* _Zu bearbeiten_
Ändere die Datensätze, beginnend am Anfang und endend mit der Zeile, die "503, 375, 878]" enthält, indem du "Carrier" durch "Provider" ersetzt. Gib nur diese Zeilen wieder und lass alles andere unverändert.

* _Datenzeilen_
'''

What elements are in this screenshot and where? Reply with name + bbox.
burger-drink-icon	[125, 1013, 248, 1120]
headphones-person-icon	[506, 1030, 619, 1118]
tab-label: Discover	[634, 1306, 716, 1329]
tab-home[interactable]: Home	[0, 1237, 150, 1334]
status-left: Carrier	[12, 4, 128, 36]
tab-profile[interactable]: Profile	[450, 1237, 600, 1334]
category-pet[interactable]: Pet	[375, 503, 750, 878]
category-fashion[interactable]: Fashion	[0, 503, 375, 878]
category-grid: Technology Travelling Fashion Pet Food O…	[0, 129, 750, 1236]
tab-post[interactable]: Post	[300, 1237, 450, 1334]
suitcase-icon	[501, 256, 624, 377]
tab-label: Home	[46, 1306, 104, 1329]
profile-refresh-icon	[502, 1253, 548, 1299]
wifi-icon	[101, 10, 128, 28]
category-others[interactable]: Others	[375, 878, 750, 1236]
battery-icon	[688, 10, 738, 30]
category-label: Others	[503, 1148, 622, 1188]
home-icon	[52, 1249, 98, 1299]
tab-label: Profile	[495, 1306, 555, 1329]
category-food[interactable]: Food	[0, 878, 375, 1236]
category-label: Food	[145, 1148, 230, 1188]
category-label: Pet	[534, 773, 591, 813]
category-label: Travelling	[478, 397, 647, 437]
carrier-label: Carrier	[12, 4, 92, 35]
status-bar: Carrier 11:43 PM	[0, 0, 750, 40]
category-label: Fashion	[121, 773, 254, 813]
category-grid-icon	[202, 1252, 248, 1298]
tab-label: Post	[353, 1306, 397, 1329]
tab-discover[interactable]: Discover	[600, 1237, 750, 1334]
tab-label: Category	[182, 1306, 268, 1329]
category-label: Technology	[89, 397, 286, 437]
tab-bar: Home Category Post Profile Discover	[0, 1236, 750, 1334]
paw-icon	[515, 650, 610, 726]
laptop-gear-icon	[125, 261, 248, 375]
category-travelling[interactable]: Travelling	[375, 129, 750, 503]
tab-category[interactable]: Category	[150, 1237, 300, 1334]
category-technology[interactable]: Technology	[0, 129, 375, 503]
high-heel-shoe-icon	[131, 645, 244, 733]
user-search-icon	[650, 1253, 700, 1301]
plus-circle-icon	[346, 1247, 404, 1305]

'''

* _Vollständige Antwort_
What elements are in this screenshot and where? Reply with name + bbox.
burger-drink-icon	[125, 1013, 248, 1120]
headphones-person-icon	[506, 1030, 619, 1118]
tab-label: Discover	[634, 1306, 716, 1329]
tab-home[interactable]: Home	[0, 1237, 150, 1334]
status-left: Provider	[12, 4, 128, 36]
tab-profile[interactable]: Profile	[450, 1237, 600, 1334]
category-pet[interactable]: Pet	[375, 503, 750, 878]
category-fashion[interactable]: Fashion	[0, 503, 375, 878]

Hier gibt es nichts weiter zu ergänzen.